[Start]
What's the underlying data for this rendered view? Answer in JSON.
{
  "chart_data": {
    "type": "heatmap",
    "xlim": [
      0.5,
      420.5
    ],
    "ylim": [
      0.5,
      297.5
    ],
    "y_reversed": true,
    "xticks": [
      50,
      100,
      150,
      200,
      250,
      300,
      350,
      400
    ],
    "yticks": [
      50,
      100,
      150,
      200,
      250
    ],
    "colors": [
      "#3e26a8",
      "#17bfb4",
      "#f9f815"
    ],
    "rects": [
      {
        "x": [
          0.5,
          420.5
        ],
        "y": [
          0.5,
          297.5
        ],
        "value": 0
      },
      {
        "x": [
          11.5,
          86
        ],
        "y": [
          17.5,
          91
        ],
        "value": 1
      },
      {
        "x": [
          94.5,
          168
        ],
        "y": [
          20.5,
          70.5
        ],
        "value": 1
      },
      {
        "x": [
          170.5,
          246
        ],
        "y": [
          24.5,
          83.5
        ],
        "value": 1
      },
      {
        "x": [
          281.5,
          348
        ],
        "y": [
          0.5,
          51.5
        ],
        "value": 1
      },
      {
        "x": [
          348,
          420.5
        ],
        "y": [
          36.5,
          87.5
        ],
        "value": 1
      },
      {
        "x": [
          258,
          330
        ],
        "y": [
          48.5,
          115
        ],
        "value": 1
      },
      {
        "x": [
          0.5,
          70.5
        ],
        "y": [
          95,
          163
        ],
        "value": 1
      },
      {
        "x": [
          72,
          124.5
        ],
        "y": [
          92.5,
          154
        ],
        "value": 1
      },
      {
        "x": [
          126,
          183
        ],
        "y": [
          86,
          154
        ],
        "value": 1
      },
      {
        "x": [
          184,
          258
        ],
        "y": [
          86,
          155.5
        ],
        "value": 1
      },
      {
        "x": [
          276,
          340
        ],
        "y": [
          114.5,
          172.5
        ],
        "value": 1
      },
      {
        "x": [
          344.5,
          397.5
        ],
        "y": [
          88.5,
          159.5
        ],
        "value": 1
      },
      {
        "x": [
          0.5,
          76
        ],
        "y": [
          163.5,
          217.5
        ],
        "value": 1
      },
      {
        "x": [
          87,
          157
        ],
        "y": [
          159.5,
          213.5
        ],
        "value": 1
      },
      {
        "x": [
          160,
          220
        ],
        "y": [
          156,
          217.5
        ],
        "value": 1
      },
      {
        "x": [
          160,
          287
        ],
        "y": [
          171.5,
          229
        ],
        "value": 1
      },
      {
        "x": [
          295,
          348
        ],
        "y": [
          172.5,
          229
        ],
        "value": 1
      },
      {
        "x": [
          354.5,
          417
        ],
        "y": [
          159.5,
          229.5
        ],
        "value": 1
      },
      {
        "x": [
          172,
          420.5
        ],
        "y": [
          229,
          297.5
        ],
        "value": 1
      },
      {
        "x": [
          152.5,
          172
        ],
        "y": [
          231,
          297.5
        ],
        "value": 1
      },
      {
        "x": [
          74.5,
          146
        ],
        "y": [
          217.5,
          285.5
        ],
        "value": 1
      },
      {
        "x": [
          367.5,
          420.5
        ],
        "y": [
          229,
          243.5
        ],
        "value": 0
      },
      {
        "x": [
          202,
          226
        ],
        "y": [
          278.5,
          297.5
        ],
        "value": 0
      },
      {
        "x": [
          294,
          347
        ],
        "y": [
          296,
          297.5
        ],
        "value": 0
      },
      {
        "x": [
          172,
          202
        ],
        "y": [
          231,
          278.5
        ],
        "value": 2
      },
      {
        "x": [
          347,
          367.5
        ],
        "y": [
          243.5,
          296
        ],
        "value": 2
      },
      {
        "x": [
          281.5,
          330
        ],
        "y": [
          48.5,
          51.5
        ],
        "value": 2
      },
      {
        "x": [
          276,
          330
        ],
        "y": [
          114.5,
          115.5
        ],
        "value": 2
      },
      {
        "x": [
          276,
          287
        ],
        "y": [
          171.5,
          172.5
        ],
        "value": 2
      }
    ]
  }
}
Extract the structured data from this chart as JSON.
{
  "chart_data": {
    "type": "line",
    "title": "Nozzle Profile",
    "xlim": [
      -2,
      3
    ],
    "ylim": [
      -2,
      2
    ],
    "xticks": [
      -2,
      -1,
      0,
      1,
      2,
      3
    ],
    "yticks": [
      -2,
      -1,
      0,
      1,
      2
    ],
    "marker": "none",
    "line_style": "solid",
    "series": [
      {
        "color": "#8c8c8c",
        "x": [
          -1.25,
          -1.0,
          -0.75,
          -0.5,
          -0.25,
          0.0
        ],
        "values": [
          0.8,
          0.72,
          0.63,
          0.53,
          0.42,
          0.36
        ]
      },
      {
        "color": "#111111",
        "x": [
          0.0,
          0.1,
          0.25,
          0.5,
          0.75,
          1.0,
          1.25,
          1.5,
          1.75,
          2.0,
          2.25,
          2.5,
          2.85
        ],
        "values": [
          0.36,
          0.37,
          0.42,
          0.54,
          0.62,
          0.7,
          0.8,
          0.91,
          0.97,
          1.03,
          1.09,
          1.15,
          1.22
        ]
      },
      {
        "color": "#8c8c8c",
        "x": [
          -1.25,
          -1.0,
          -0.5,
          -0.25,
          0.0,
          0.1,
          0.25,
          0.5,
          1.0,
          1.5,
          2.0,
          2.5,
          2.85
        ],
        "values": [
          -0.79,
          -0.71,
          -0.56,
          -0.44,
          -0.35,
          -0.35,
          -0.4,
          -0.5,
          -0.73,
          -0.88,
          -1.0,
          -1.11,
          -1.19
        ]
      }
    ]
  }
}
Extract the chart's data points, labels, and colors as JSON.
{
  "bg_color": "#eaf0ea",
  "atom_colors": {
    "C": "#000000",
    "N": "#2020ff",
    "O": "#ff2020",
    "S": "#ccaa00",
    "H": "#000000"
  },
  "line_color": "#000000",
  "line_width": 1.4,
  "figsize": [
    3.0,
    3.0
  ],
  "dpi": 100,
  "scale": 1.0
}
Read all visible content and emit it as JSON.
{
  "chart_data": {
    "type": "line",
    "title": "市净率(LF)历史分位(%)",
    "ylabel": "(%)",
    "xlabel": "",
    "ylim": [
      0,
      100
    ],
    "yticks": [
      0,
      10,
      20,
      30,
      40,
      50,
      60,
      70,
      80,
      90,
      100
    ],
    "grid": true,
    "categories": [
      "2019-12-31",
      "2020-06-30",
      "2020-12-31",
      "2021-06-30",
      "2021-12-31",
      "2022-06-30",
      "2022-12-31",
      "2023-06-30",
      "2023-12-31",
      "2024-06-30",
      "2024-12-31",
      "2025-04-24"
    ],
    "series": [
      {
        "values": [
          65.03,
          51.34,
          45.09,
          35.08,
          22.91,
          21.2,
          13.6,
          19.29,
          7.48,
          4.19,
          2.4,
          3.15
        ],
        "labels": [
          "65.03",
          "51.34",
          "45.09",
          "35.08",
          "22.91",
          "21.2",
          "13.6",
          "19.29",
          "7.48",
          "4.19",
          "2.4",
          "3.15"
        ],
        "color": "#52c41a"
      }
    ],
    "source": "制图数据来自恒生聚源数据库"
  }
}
[End]
▶ AIM
Extract the whole listing, character for character.

▶ THE RESPONSE
What's the underlying data for this rendered view? Answer in JSON.
{
  "chart_data": {
    "type": "heatmap",
    "xlim": [
      0.5,
      420.5
    ],
    "ylim": [
      0.5,
      297.5
    ],
    "y_reversed": true,
    "xticks": [
      50,
      100,
      150,
      200,
      250,
      300,
      350,
      400
    ],
    "yticks": [
      50,
      100,
      150,
      200,
      250
    ],
    "colors": [
      "#3e26a8",
      "#17bfb4",
      "#f9f815"
    ],
    "rects": [
      {
        "x": [
          0.5,
          420.5
        ],
        "y": [
          0.5,
          297.5
        ],
        "value": 0
      },
      {
        "x": [
          11.5,
          86
        ],
        "y": [
          17.5,
          91
        ],
        "value": 1
      },
      {
        "x": [
          94.5,
          168
        ],
        "y": [
          20.5,
          70.5
        ],
        "value": 1
      },
      {
        "x": [
          170.5,
          246
        ],
        "y": [
          24.5,
          83.5
        ],
        "value": 1
      },
      {
        "x": [
          281.5,
          348
        ],
        "y": [
          0.5,
          51.5
        ],
        "value": 1
      },
      {
        "x": [
          348,
          420.5
        ],
        "y": [
          36.5,
          87.5
        ],
        "value": 1
      },
      {
        "x": [
          258,
          330
        ],
        "y": [
          48.5,
          115
        ],
        "value": 1
      },
      {
        "x": [
          0.5,
          70.5
        ],
        "y": [
          95,
          163
        ],
        "value": 1
      },
      {
        "x": [
          72,
          124.5
        ],
        "y": [
          92.5,
          154
        ],
        "value": 1
      },
      {
        "x": [
          126,
          183
        ],
        "y": [
          86,
          154
        ],
        "value": 1
      },
      {
        "x": [
          184,
          258
        ],
        "y": [
          86,
          155.5
        ],
        "value": 1
      },
      {
        "x": [
          276,
          340
        ],
        "y": [
          114.5,
          172.5
        ],
        "value": 1
      },
      {
        "x": [
          344.5,
          397.5
        ],
        "y": [
          88.5,
          159.5
        ],
        "value": 1
      },
      {
        "x": [
          0.5,
          76
        ],
        "y": [
          163.5,
          217.5
        ],
        "value": 1
      },
      {
        "x": [
          87,
          157
        ],
        "y": [
          159.5,
          213.5
        ],
        "value": 1
      },
      {
        "x": [
          160,
          220
        ],
        "y": [
          156,
          217.5
        ],
        "value": 1
      },
      {
        "x": [
          160,
          287
        ],
        "y": [
          171.5,
          229
        ],
        "value": 1
      },
      {
        "x": [
          295,
          348
        ],
        "y": [
          172.5,
          229
        ],
        "value": 1
      },
      {
        "x": [
          354.5,
          417
        ],
        "y": [
          159.5,
          229.5
        ],
        "value": 1
      },
      {
        "x": [
          172,
          420.5
        ],
        "y": [
          229,
          297.5
        ],
        "value": 1
      },
      {
        "x": [
          152.5,
          172
        ],
        "y": [
          231,
          297.5
        ],
        "value": 1
      },
      {
        "x": [
          74.5,
          146
        ],
        "y": [
          217.5,
          285.5
        ],
        "value": 1
      },
      {
        "x": [
          367.5,
          420.5
        ],
        "y": [
          229,
          243.5
        ],
        "value": 0
      },
      {
        "x": [
          202,
          226
        ],
        "y": [
          278.5,
          297.5
        ],
        "value": 0
      },
      {
        "x": [
          294,
          347
        ],
        "y": [
          296,
          297.5
        ],
        "value": 0
      },
      {
        "x": [
          172,
          202
        ],
        "y": [
          231,
          278.5
        ],
        "value": 2
      },
      {
        "x": [
          347,
          367.5
        ],
        "y": [
          243.5,
          296
        ],
        "value": 2
      },
      {
        "x": [
          281.5,
          330
        ],
        "y": [
          48.5,
          51.5
        ],
        "value": 2
      },
      {
        "x": [
          276,
          330
        ],
        "y": [
          114.5,
          115.5
        ],
        "value": 2
      },
      {
        "x": [
          276,
          287
        ],
        "y": [
          171.5,
          172.5
        ],
        "value": 2
      }
    ]
  }
}
Extract the structured data from this chart as JSON.
{
  "chart_data": {
    "type": "line",
    "title": "Nozzle Profile",
    "xlim": [
      -2,
      3
    ],
    "ylim": [
      -2,
      2
    ],
    "xticks": [
      -2,
      -1,
      0,
      1,
      2,
      3
    ],
    "yticks": [
      -2,
      -1,
      0,
      1,
      2
    ],
    "marker": "none",
    "line_style": "solid",
    "series": [
      {
        "color": "#8c8c8c",
        "x": [
          -1.25,
          -1.0,
          -0.75,
          -0.5,
          -0.25,
          0.0
        ],
        "values": [
          0.8,
          0.72,
          0.63,
          0.53,
          0.42,
          0.36
        ]
      },
      {
        "color": "#111111",
        "x": [
          0.0,
          0.1,
          0.25,
          0.5,
          0.75,
          1.0,
          1.25,
          1.5,
          1.75,
          2.0,
          2.25,
          2.5,
          2.85
        ],
        "values": [
          0.36,
          0.37,
          0.42,
          0.54,
          0.62,
          0.7,
          0.8,
          0.91,
          0.97,
          1.03,
          1.09,
          1.15,
          1.22
        ]
      },
      {
        "color": "#8c8c8c",
        "x": [
          -1.25,
          -1.0,
          -0.5,
          -0.25,
          0.0,
          0.1,
          0.25,
          0.5,
          1.0,
          1.5,
          2.0,
          2.5,
          2.85
        ],
        "values": [
          -0.79,
          -0.71,
          -0.56,
          -0.44,
          -0.35,
          -0.35,
          -0.4,
          -0.5,
          -0.73,
          -0.88,
          -1.0,
          -1.11,
          -1.19
        ]
      }
    ]
  }
}
Extract the chart's data points, labels, and colors as JSON.
{
  "bg_color": "#eaf0ea",
  "atom_colors": {
    "C": "#000000",
    "N": "#2020ff",
    "O": "#ff2020",
    "S": "#ccaa00",
    "H": "#000000"
  },
  "line_color": "#000000",
  "line_width": 1.4,
  "figsize": [
    3.0,
    3.0
  ],
  "dpi": 100,
  "scale": 1.0
}
Read all visible content and emit it as JSON.
{
  "chart_data": {
    "type": "line",
    "title": "市净率(LF)历史分位(%)",
    "ylabel": "(%)",
    "xlabel": "",
    "ylim": [
      0,
      100
    ],
    "yticks": [
      0,
      10,
      20,
      30,
      40,
      50,
      60,
      70,
      80,
      90,
      100
    ],
    "grid": true,
    "categories": [
      "2019-12-31",
      "2020-06-30",
      "2020-12-31",
      "2021-06-30",
      "2021-12-31",
      "2022-06-30",
      "2022-12-31",
      "2023-06-30",
      "2023-12-31",
      "2024-06-30",
      "2024-12-31",
      "2025-04-24"
    ],
    "series": [
      {
        "values": [
          65.03,
          51.34,
          45.09,
          35.08,
          22.91,
          21.2,
          13.6,
          19.29,
          7.48,
          4.19,
          2.4,
          3.15
        ],
        "labels": [
          "65.03",
          "51.34",
          "45.09",
          "35.08",
          "22.91",
          "21.2",
          "13.6",
          "19.29",
          "7.48",
          "4.19",
          "2.4",
          "3.15"
        ],
        "color": "#52c41a"
      }
    ],
    "source": "制图数据来自恒生聚源数据库"
  }
}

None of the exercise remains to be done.